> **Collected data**
** BEGIN **

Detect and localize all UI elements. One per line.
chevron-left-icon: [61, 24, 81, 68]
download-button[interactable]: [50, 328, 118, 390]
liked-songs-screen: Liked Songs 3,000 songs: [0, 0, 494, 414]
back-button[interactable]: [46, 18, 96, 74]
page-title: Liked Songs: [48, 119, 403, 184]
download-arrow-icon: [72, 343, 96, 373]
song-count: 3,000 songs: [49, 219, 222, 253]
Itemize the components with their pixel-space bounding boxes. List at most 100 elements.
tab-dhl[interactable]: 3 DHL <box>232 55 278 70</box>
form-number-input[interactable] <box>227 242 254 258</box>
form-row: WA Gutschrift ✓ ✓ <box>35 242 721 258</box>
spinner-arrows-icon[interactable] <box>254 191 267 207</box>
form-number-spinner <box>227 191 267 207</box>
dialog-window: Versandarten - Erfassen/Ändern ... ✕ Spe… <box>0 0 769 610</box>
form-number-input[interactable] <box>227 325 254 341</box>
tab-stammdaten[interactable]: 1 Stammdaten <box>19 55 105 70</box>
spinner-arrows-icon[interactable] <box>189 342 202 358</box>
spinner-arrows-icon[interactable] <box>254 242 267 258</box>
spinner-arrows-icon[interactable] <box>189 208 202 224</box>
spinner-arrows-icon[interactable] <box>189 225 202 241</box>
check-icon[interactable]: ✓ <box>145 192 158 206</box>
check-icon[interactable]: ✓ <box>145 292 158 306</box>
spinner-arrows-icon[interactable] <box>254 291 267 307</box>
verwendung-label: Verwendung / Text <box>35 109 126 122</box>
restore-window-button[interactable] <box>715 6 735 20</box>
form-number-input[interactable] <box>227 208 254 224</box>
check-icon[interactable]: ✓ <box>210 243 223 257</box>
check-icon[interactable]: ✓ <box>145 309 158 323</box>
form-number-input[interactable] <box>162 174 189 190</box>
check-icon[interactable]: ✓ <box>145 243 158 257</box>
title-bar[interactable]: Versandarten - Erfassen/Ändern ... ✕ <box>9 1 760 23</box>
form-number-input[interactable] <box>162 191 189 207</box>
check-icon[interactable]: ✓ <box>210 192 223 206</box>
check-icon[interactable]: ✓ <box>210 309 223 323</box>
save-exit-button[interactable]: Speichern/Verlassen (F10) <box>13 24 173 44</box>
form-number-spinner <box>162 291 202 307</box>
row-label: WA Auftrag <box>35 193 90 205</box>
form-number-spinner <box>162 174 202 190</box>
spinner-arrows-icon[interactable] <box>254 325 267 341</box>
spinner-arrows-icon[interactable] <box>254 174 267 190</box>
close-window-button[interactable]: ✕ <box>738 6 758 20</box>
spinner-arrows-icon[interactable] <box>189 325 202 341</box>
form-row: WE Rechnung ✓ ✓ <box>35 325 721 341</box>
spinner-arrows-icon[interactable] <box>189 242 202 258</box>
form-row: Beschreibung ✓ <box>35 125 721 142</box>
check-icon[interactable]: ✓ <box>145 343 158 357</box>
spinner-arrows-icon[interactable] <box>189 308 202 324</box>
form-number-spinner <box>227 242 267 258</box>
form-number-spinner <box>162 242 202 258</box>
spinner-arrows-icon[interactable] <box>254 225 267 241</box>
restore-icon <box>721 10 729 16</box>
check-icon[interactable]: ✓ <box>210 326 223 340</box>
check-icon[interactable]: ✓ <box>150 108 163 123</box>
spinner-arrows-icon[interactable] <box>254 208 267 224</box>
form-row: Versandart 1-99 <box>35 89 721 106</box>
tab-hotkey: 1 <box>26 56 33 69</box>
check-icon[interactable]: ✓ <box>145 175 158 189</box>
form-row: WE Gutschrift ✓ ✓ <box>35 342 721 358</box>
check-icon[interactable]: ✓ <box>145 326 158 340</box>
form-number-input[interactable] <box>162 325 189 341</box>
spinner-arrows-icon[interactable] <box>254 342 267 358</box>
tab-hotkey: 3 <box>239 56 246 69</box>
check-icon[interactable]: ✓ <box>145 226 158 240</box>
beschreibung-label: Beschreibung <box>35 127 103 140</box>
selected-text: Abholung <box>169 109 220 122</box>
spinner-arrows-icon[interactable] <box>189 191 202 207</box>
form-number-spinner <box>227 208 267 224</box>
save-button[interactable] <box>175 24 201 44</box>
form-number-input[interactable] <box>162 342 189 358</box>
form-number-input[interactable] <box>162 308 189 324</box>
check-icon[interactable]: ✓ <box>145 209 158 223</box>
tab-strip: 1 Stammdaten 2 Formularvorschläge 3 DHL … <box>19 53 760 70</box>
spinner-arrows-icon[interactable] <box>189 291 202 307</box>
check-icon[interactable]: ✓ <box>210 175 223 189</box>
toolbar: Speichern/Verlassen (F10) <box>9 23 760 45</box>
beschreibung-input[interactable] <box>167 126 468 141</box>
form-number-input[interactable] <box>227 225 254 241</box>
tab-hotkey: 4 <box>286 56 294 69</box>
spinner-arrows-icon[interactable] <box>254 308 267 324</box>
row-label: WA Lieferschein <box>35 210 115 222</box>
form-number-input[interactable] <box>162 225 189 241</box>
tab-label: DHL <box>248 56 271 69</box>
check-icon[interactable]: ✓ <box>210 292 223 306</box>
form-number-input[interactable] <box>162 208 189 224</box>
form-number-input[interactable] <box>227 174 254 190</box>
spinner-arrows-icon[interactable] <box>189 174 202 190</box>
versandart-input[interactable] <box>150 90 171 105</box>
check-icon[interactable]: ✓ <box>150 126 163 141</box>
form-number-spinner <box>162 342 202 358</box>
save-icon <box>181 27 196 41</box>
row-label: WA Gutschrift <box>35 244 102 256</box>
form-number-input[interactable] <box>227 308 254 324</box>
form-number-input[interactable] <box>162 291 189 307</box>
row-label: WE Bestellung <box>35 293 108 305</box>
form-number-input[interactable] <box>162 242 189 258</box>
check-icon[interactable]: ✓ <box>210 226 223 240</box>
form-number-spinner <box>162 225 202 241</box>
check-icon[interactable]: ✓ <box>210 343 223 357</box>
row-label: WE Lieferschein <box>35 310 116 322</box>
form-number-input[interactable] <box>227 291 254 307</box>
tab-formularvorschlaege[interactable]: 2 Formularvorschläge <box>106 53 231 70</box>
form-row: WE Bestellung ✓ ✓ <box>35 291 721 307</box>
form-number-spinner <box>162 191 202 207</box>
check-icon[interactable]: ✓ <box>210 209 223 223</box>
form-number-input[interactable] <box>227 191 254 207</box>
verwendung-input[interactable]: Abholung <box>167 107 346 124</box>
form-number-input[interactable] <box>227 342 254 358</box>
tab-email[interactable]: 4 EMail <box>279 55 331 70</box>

** END **

> **WHAT THIS TASK INVOLVES**
Can you output the lines of the data above, starting at the beginning of the data and ending at the line containing "form-row: WA Gutschrift", with both ends included?

> **TASK ANSWER**
Detect and localize all UI elements. One per line.
chevron-left-icon: [61, 24, 81, 68]
download-button[interactable]: [50, 328, 118, 390]
liked-songs-screen: Liked Songs 3,000 songs: [0, 0, 494, 414]
back-button[interactable]: [46, 18, 96, 74]
page-title: Liked Songs: [48, 119, 403, 184]
download-arrow-icon: [72, 343, 96, 373]
song-count: 3,000 songs: [49, 219, 222, 253]
Itemize the components with their pixel-space bounding boxes. List at most 100 elements.
tab-dhl[interactable]: 3 DHL <box>232 55 278 70</box>
form-number-input[interactable] <box>227 242 254 258</box>
form-row: WA Gutschrift ✓ ✓ <box>35 242 721 258</box>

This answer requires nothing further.